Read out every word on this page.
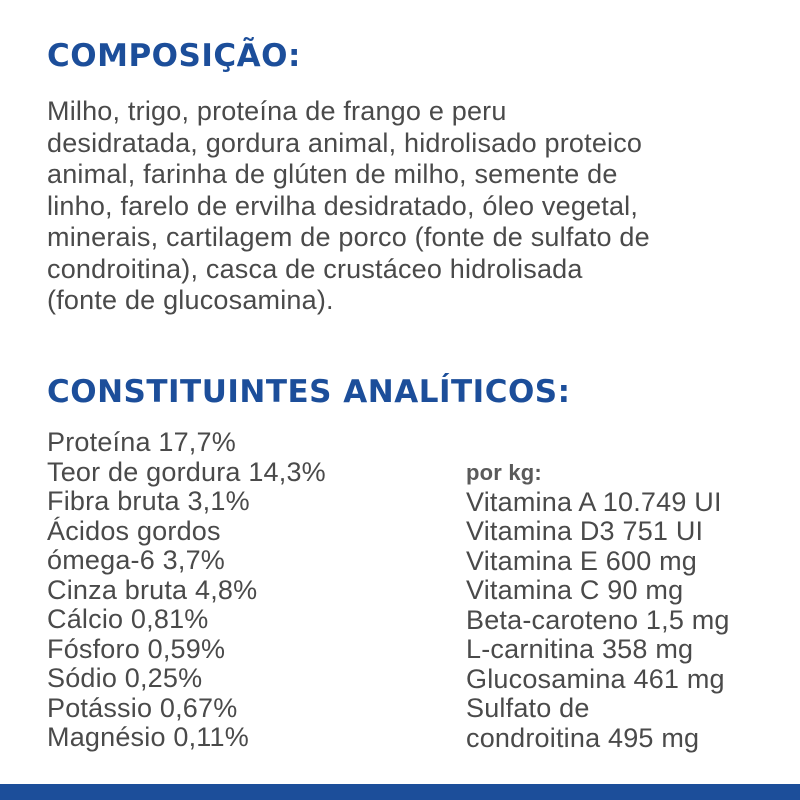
COMPOSIÇÃO:

Milho, trigo, proteína de frango e peru
desidratada, gordura animal, hidrolisado proteico
animal, farinha de glúten de milho, semente de
linho, farelo de ervilha desidratado, óleo vegetal,
minerais, cartilagem de porco (fonte de sulfato de
condroitina), casca de crustáceo hidrolisada
(fonte de glucosamina).

CONSTITUINTES ANALÍTICOS:
Proteína 17,7%
Teor de gordura 14,3%
Fibra bruta 3,1%
Ácidos gordos
ómega-6 3,7%
Cinza bruta 4,8%
Cálcio 0,81%
Fósforo 0,59%
Sódio 0,25%
Potássio 0,67%
Magnésio 0,11%
por kg:
Vitamina A 10.749 UI
Vitamina D3 751 UI
Vitamina E 600 mg
Vitamina C 90 mg
Beta-caroteno 1,5 mg
L-carnitina 358 mg
Glucosamina 461 mg
Sulfato de
condroitina 495 mg
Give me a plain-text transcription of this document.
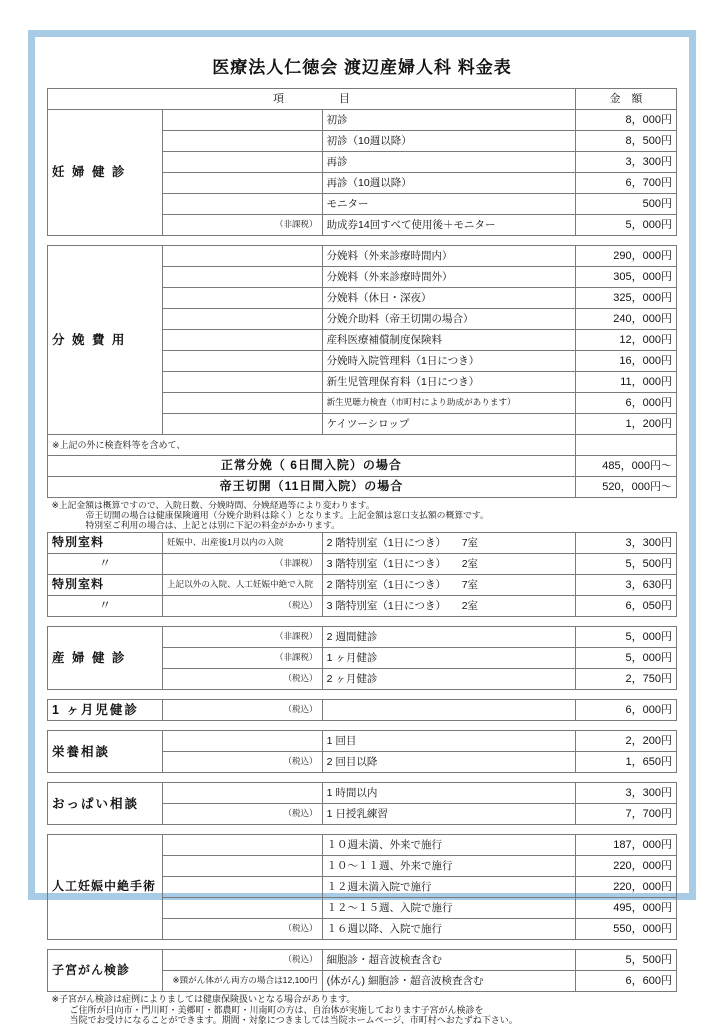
医療法人仁徳会 渡辺産婦人科 料金表
項　　　　　目			金　額
妊 婦 健 診		初診	8，000円
		初診（10週以降）	8，500円
		再診	3，300円
		再診（10週以降）	6，700円
		モニター	500円
	（非課税）	助成券14回すべて使用後＋モニター	5，000円

分 娩 費 用		分娩料（外来診療時間内）	290，000円
		分娩料（外来診療時間外）	305，000円
		分娩料（休日・深夜）	325，000円
		分娩介助料（帝王切開の場合）	240，000円
		産科医療補償制度保険料	12，000円
		分娩時入院管理料（1日につき）	16，000円
		新生児管理保育料（1日につき）	11，000円
		新生児聴力検査（市町村により助成があります）	6，000円
		ケイツーシロップ	1，200円
※上記の外に検査料等を含めて、			
正常分娩（ 6日間入院）の場合			485，000円〜
帝王切開（11日間入院）の場合			520，000円〜
※上記金額は概算ですので、入院日数、分娩時間、分娩経過等により変わります。

帝王切開の場合は健康保険適用（分娩介助料は除く）となります。上記金額は窓口支払額の概算です。
特別室ご利用の場合は、上記とは別に下記の料金がかかります。			

特別室料	妊娠中、出産後1月以内の入院	2 階特別室（1日につき）　　7室	3，300円
〃	（非課税）	3 階特別室（1日につき）　　2室	5，500円
特別室料	上記以外の入院、人工妊娠中絶で入院	2 階特別室（1日につき）　　7室	3，630円
〃	（税込）	3 階特別室（1日につき）　　2室	6，050円

産 婦 健 診	（非課税）	2 週間健診	5，000円
	（非課税）	1 ヶ月健診	5，000円
	（税込）	2 ヶ月健診	2，750円

1 ヶ月児健診	（税込）		6，000円

栄養相談		1 回目	2，200円
	（税込）	2 回目以降	1，650円

おっぱい相談		1 時間以内	3，300円
	（税込）	1 日授乳練習	7，700円

人工妊娠中絶手術		１０週未満、外来で施行	187，000円
		１０〜１１週、外来で施行	220，000円
		１２週未満入院で施行	220，000円
		１２〜１５週、入院で施行	495，000円
	（税込）	１６週以降、入院で施行	550，000円

子宮がん検診	（税込）	細胞診・超音波検査含む	5，500円
	※頸がん体がん両方の場合は12,100円	(体がん) 細胞診・超音波検査含む	6，600円
※子宮がん検診は症例によりましては健康保険扱いとなる場合があります。
ご住所が日向市・門川町・美郷町・都農町・川南町の方は、自治体が実施しております子宮がん検診を
当院でお受けになることができます。期間・対象につきましては当院ホームページ、市町村へおたずね下さい。			
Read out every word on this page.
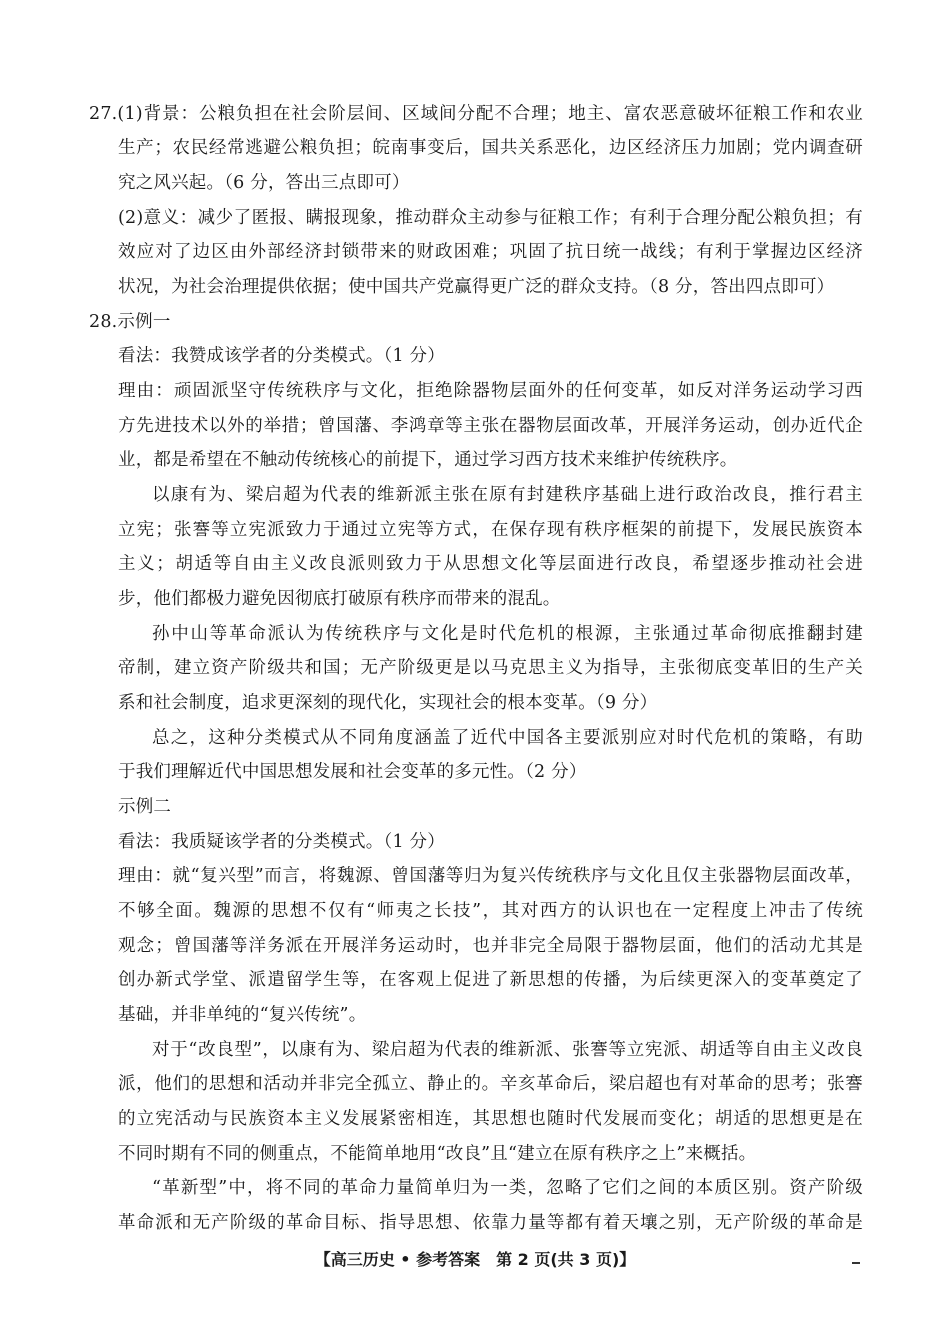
27.(1)背景：公粮负担在社会阶层间、区域间分配不合理；地主、富农恶意破坏征粮工作和农业
生产；农民经常逃避公粮负担；皖南事变后，国共关系恶化，边区经济压力加剧；党内调查研
究之风兴起。（6 分，答出三点即可）
(2)意义：减少了匿报、瞒报现象，推动群众主动参与征粮工作；有利于合理分配公粮负担；有
效应对了边区由外部经济封锁带来的财政困难；巩固了抗日统一战线；有利于掌握边区经济
状况，为社会治理提供依据；使中国共产党赢得更广泛的群众支持。（8 分，答出四点即可）
28.示例一
看法：我赞成该学者的分类模式。（1 分）
理由：顽固派坚守传统秩序与文化，拒绝除器物层面外的任何变革，如反对洋务运动学习西
方先进技术以外的举措；曾国藩、李鸿章等主张在器物层面改革，开展洋务运动，创办近代企
业，都是希望在不触动传统核心的前提下，通过学习西方技术来维护传统秩序。
以康有为、梁启超为代表的维新派主张在原有封建秩序基础上进行政治改良，推行君主
立宪；张謇等立宪派致力于通过立宪等方式，在保存现有秩序框架的前提下，发展民族资本
主义；胡适等自由主义改良派则致力于从思想文化等层面进行改良，希望逐步推动社会进
步，他们都极力避免因彻底打破原有秩序而带来的混乱。
孙中山等革命派认为传统秩序与文化是时代危机的根源，主张通过革命彻底推翻封建
帝制，建立资产阶级共和国；无产阶级更是以马克思主义为指导，主张彻底变革旧的生产关
系和社会制度，追求更深刻的现代化，实现社会的根本变革。（9 分）
总之，这种分类模式从不同角度涵盖了近代中国各主要派别应对时代危机的策略，有助
于我们理解近代中国思想发展和社会变革的多元性。（2 分）
示例二
看法：我质疑该学者的分类模式。（1 分）
理由：就“复兴型”而言，将魏源、曾国藩等归为复兴传统秩序与文化且仅主张器物层面改革，
不够全面。魏源的思想不仅有“师夷之长技”，其对西方的认识也在一定程度上冲击了传统
观念；曾国藩等洋务派在开展洋务运动时，也并非完全局限于器物层面，他们的活动尤其是
创办新式学堂、派遣留学生等，在客观上促进了新思想的传播，为后续更深入的变革奠定了
基础，并非单纯的“复兴传统”。
对于“改良型”，以康有为、梁启超为代表的维新派、张謇等立宪派、胡适等自由主义改良
派，他们的思想和活动并非完全孤立、静止的。辛亥革命后，梁启超也有对革命的思考；张謇
的立宪活动与民族资本主义发展紧密相连，其思想也随时代发展而变化；胡适的思想更是在
不同时期有不同的侧重点，不能简单地用“改良”且“建立在原有秩序之上”来概括。
“革新型”中，将不同的革命力量简单归为一类，忽略了它们之间的本质区别。资产阶级
革命派和无产阶级的革命目标、指导思想、依靠力量等都有着天壤之别，无产阶级的革命是
【高三历史 • 参考答案　第 2 页(共 3 页)】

**WHAT YOU NEED TO DO**:
Which lines include the word "階特別室"? Copy every one of them.

**RESULT BELOW**:
特別室料	妊娠中、出産後1月以内の入院	2 階特別室（1日につき）　　7室	3，300円
〃	（非課税）	3 階特別室（1日につき）　　2室	5，500円
特別室料	上記以外の入院、人工妊娠中絶で入院	2 階特別室（1日につき）　　7室	3，630円
〃	（税込）	3 階特別室（1日につき）　　2室	6，050円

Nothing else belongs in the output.